Dataset records start

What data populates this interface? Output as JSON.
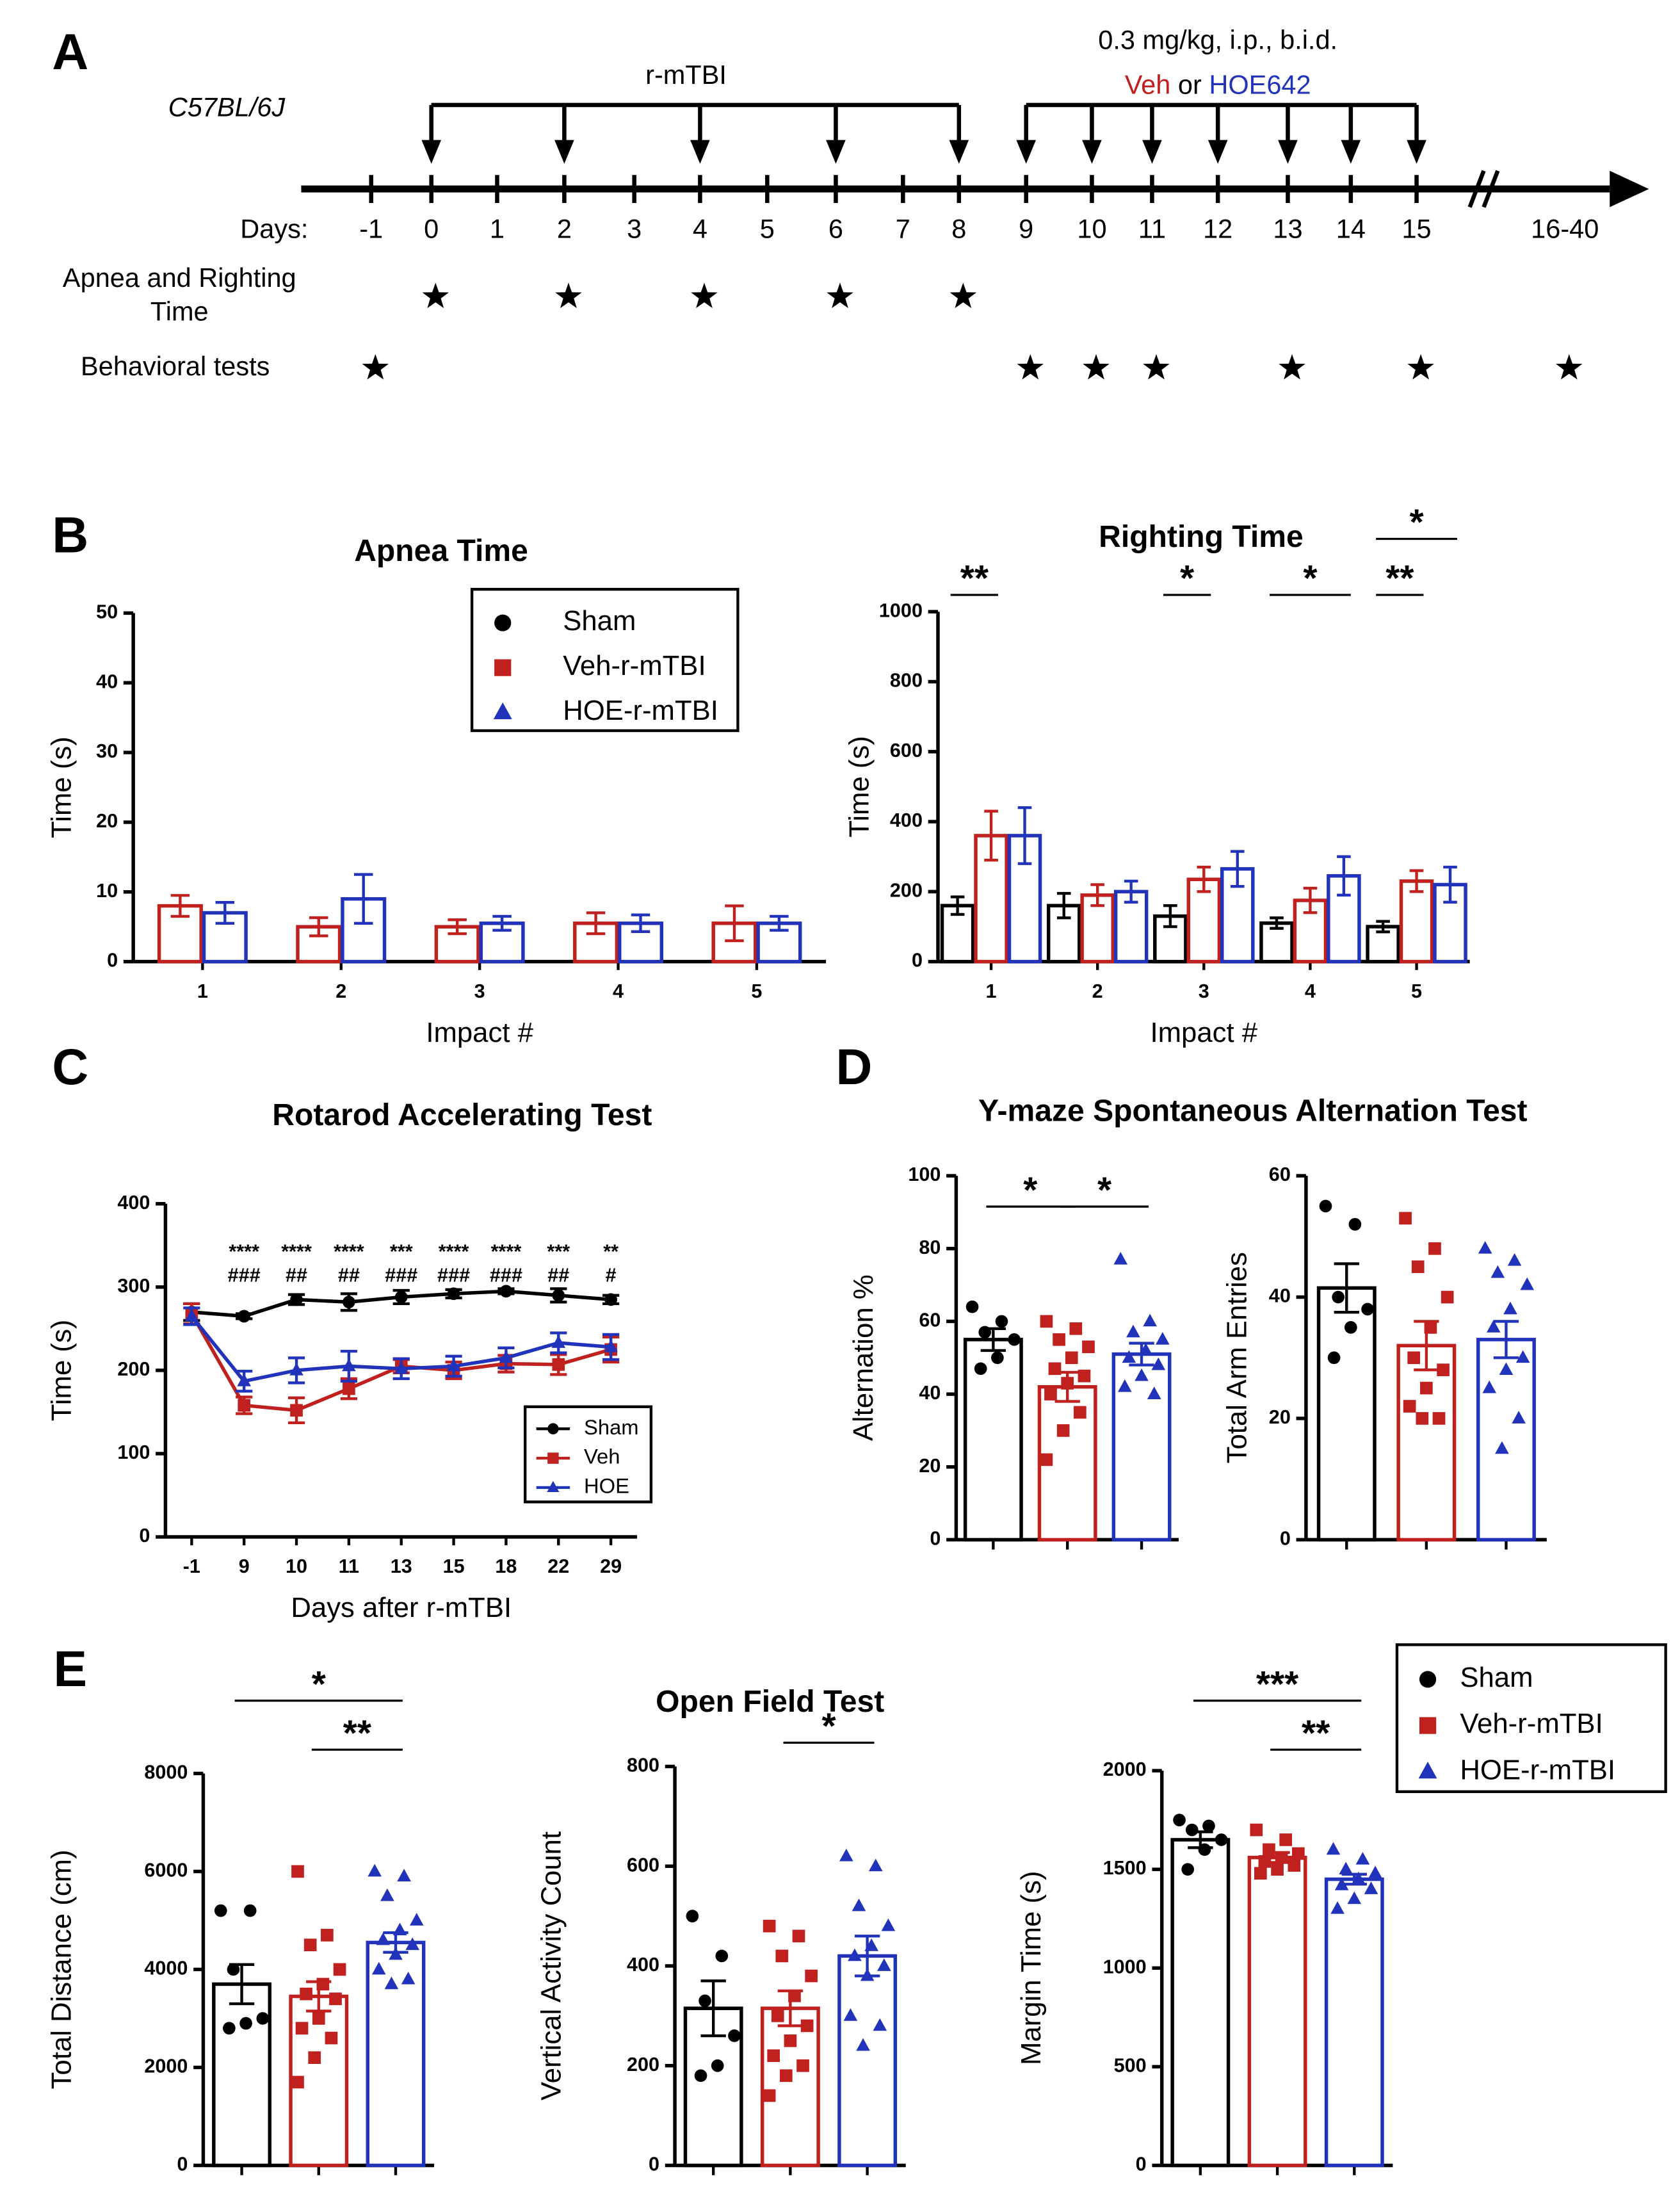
{
  "panel_labels": [
    "A",
    "B",
    "C",
    "D",
    "E"
  ],
  "timeline": {
    "strain": "C57BL/6J",
    "injury": "r-mTBI",
    "dose": "0.3 mg/kg, i.p., b.i.d.",
    "vehicle": "Veh",
    "or": "or",
    "drug": "HOE642",
    "days_label": "Days:",
    "days": [
      "-1",
      "0",
      "1",
      "2",
      "3",
      "4",
      "5",
      "6",
      "7",
      "8",
      "9",
      "10",
      "11",
      "12",
      "13",
      "14",
      "15",
      "16-40"
    ],
    "injury_days": [
      1,
      3,
      5,
      7,
      9
    ],
    "treatment_days": [
      10,
      11,
      12,
      13,
      14,
      15,
      16
    ],
    "rows": [
      {
        "label": [
          "Apnea and Righting",
          "Time"
        ],
        "days": [
          1,
          3,
          5,
          7,
          9
        ]
      },
      {
        "label": [
          "Behavioral tests"
        ],
        "days": [
          0,
          10,
          11,
          12,
          14,
          16,
          17
        ]
      }
    ]
  },
  "chart_data": [
    {
      "type": "bar",
      "title": "Apnea Time",
      "ylabel": "Time (s)",
      "xlabel": "Impact #",
      "categories": [
        "1",
        "2",
        "3",
        "4",
        "5"
      ],
      "ylim": [
        0,
        50
      ],
      "yticks": [
        0,
        10,
        20,
        30,
        40,
        50
      ],
      "legend": true,
      "series": [
        {
          "name": "Sham",
          "color": "#000000",
          "marker": "circle",
          "values": [
            null,
            null,
            null,
            null,
            null
          ],
          "errors": [
            null,
            null,
            null,
            null,
            null
          ]
        },
        {
          "name": "Veh-r-mTBI",
          "color": "#c0201e",
          "marker": "square",
          "values": [
            8,
            5,
            5,
            5.5,
            5.5
          ],
          "errors": [
            1.5,
            1.3,
            1,
            1.5,
            2.5
          ]
        },
        {
          "name": "HOE-r-mTBI",
          "color": "#2233bb",
          "marker": "triangle",
          "values": [
            7,
            9,
            5.5,
            5.5,
            5.5
          ],
          "errors": [
            1.5,
            3.5,
            1,
            1.2,
            1
          ]
        }
      ]
    },
    {
      "type": "bar",
      "title": "Righting Time",
      "ylabel": "Time (s)",
      "xlabel": "Impact #",
      "categories": [
        "1",
        "2",
        "3",
        "4",
        "5"
      ],
      "ylim": [
        0,
        1000
      ],
      "yticks": [
        0,
        200,
        400,
        600,
        800,
        1000
      ],
      "series": [
        {
          "color": "#000000",
          "marker": "circle",
          "values": [
            160,
            160,
            130,
            110,
            100
          ],
          "errors": [
            25,
            35,
            30,
            15,
            15
          ]
        },
        {
          "color": "#c0201e",
          "marker": "square",
          "values": [
            360,
            190,
            235,
            175,
            230
          ],
          "errors": [
            70,
            30,
            35,
            35,
            30
          ]
        },
        {
          "color": "#2233bb",
          "marker": "triangle",
          "values": [
            360,
            200,
            265,
            245,
            220
          ],
          "errors": [
            80,
            30,
            50,
            55,
            50
          ]
        }
      ],
      "significance": [
        {
          "label": "**",
          "category": 0,
          "from": 0,
          "to": 1
        },
        {
          "label": "*",
          "category": 2,
          "from": 0,
          "to": 1
        },
        {
          "label": "*",
          "category": 3,
          "from": 0,
          "to": 2
        },
        {
          "label": "**",
          "category": 4,
          "from": 0,
          "to": 1
        },
        {
          "label": "*",
          "category": 4,
          "from": 0,
          "to": 2
        }
      ]
    },
    {
      "type": "line",
      "title": "Rotarod Accelerating Test",
      "ylabel": "Time (s)",
      "xlabel": "Days after r-mTBI",
      "categories": [
        "-1",
        "9",
        "10",
        "11",
        "13",
        "15",
        "18",
        "22",
        "29"
      ],
      "ylim": [
        0,
        400
      ],
      "yticks": [
        0,
        100,
        200,
        300,
        400
      ],
      "legend": true,
      "series": [
        {
          "name": "Sham",
          "color": "#000000",
          "marker": "circle",
          "values": [
            270,
            265,
            285,
            282,
            288,
            292,
            295,
            290,
            285
          ],
          "errors": [
            10,
            3,
            6,
            10,
            8,
            5,
            3,
            8,
            5
          ]
        },
        {
          "name": "Veh",
          "color": "#c0201e",
          "marker": "square",
          "values": [
            268,
            158,
            152,
            178,
            205,
            200,
            208,
            207,
            225
          ],
          "errors": [
            12,
            10,
            15,
            12,
            8,
            10,
            10,
            12,
            15
          ]
        },
        {
          "name": "HOE",
          "color": "#2233bb",
          "marker": "triangle",
          "values": [
            265,
            187,
            200,
            205,
            202,
            205,
            215,
            233,
            228
          ],
          "errors": [
            10,
            12,
            15,
            18,
            12,
            12,
            12,
            12,
            15
          ]
        }
      ],
      "annotation_rows": [
        [
          null,
          "****",
          "****",
          "****",
          "***",
          "****",
          "****",
          "***",
          "**"
        ],
        [
          null,
          "###",
          "##",
          "##",
          "###",
          "###",
          "###",
          "##",
          "#"
        ]
      ]
    },
    {
      "type": "bar",
      "title": "Y-maze Spontaneous Alternation Test",
      "ylabel": "Alternation %",
      "ylim": [
        0,
        100
      ],
      "yticks": [
        0,
        20,
        40,
        60,
        80,
        100
      ],
      "series": [
        {
          "color": "#000000",
          "marker": "circle",
          "values": [
            55
          ],
          "errors": [
            3
          ],
          "points": [
            [
              64,
              60,
              57,
              55,
              50,
              47
            ]
          ]
        },
        {
          "color": "#c0201e",
          "marker": "square",
          "values": [
            42
          ],
          "errors": [
            4
          ],
          "points": [
            [
              60,
              58,
              55,
              53,
              50,
              47,
              45,
              43,
              40,
              35,
              30,
              22
            ]
          ]
        },
        {
          "color": "#2233bb",
          "marker": "triangle",
          "values": [
            51
          ],
          "errors": [
            3
          ],
          "points": [
            [
              77,
              60,
              57,
              55,
              52,
              50,
              48,
              45,
              42,
              40
            ]
          ]
        }
      ],
      "significance": [
        {
          "label": "*",
          "from": 0,
          "to": 1
        },
        {
          "label": "*",
          "from": 1,
          "to": 2
        }
      ]
    },
    {
      "type": "bar",
      "ylabel": "Total Arm Entries",
      "ylim": [
        0,
        60
      ],
      "yticks": [
        0,
        20,
        40,
        60
      ],
      "series": [
        {
          "color": "#000000",
          "marker": "circle",
          "values": [
            41.5
          ],
          "errors": [
            4
          ],
          "points": [
            [
              55,
              52,
              40,
              38,
              35,
              30
            ]
          ]
        },
        {
          "color": "#c0201e",
          "marker": "square",
          "values": [
            32
          ],
          "errors": [
            4
          ],
          "points": [
            [
              53,
              48,
              45,
              40,
              35,
              30,
              28,
              25,
              22,
              20,
              20
            ]
          ]
        },
        {
          "color": "#2233bb",
          "marker": "triangle",
          "values": [
            33
          ],
          "errors": [
            3
          ],
          "points": [
            [
              48,
              46,
              44,
              42,
              38,
              35,
              30,
              28,
              25,
              20,
              15
            ]
          ]
        }
      ]
    },
    {
      "type": "bar",
      "ylabel": "Total Distance (cm)",
      "ylim": [
        0,
        8000
      ],
      "yticks": [
        0,
        2000,
        4000,
        6000,
        8000
      ],
      "legend": true,
      "series": [
        {
          "name": "Sham",
          "color": "#000000",
          "marker": "circle",
          "values": [
            3700
          ],
          "errors": [
            400
          ],
          "points": [
            [
              5200,
              5200,
              4000,
              3000,
              2900,
              2800
            ]
          ]
        },
        {
          "name": "Veh-r-mTBI",
          "color": "#c0201e",
          "marker": "square",
          "values": [
            3450
          ],
          "errors": [
            300
          ],
          "points": [
            [
              6000,
              4700,
              4500,
              4000,
              3700,
              3500,
              3400,
              3000,
              2800,
              2600,
              2200,
              1700
            ]
          ]
        },
        {
          "name": "HOE-r-mTBI",
          "color": "#2233bb",
          "marker": "triangle",
          "values": [
            4550
          ],
          "errors": [
            200
          ],
          "points": [
            [
              6000,
              5900,
              5500,
              5000,
              4800,
              4600,
              4500,
              4300,
              4000,
              3800,
              3700
            ]
          ]
        }
      ],
      "significance": [
        {
          "label": "**",
          "from": 1,
          "to": 2
        },
        {
          "label": "*",
          "from": 0,
          "to": 2
        }
      ]
    },
    {
      "type": "bar",
      "title": "Open Field Test",
      "ylabel": "Vertical Activity Count",
      "ylim": [
        0,
        800
      ],
      "yticks": [
        0,
        200,
        400,
        600,
        800
      ],
      "series": [
        {
          "color": "#000000",
          "marker": "circle",
          "values": [
            315
          ],
          "errors": [
            55
          ],
          "points": [
            [
              500,
              420,
              330,
              260,
              200,
              180
            ]
          ]
        },
        {
          "color": "#c0201e",
          "marker": "square",
          "values": [
            315
          ],
          "errors": [
            35
          ],
          "points": [
            [
              480,
              460,
              420,
              380,
              340,
              300,
              280,
              250,
              220,
              200,
              180,
              140
            ]
          ]
        },
        {
          "color": "#2233bb",
          "marker": "triangle",
          "values": [
            420
          ],
          "errors": [
            40
          ],
          "points": [
            [
              620,
              600,
              520,
              480,
              440,
              420,
              400,
              380,
              300,
              280,
              240
            ]
          ]
        }
      ],
      "significance": [
        {
          "label": "*",
          "from": 1,
          "to": 2
        }
      ]
    },
    {
      "type": "bar",
      "ylabel": "Margin Time (s)",
      "ylim": [
        0,
        2000
      ],
      "yticks": [
        0,
        500,
        1000,
        1500,
        2000
      ],
      "series": [
        {
          "color": "#000000",
          "marker": "circle",
          "values": [
            1650
          ],
          "errors": [
            40
          ],
          "points": [
            [
              1750,
              1720,
              1700,
              1650,
              1600,
              1500
            ]
          ]
        },
        {
          "color": "#c0201e",
          "marker": "square",
          "values": [
            1560
          ],
          "errors": [
            25
          ],
          "points": [
            [
              1700,
              1650,
              1600,
              1580,
              1560,
              1540,
              1520,
              1500,
              1480
            ]
          ]
        },
        {
          "color": "#2233bb",
          "marker": "triangle",
          "values": [
            1450
          ],
          "errors": [
            25
          ],
          "points": [
            [
              1600,
              1550,
              1500,
              1480,
              1450,
              1420,
              1400,
              1350,
              1300
            ]
          ]
        }
      ],
      "significance": [
        {
          "label": "**",
          "from": 1,
          "to": 2
        },
        {
          "label": "***",
          "from": 0,
          "to": 2
        }
      ]
    }
  ]
}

Dataset records end

### Request:
From the entries above, copy every line where the word "ylabel" shows up.

### Response to this exercise:
      "ylabel": "Time (s)",
      "ylabel": "Time (s)",
      "ylabel": "Time (s)",
      "ylabel": "Alternation %",
      "ylabel": "Total Arm Entries",
      "ylabel": "Total Distance (cm)",
      "ylabel": "Vertical Activity Count",
      "ylabel": "Margin Time (s)",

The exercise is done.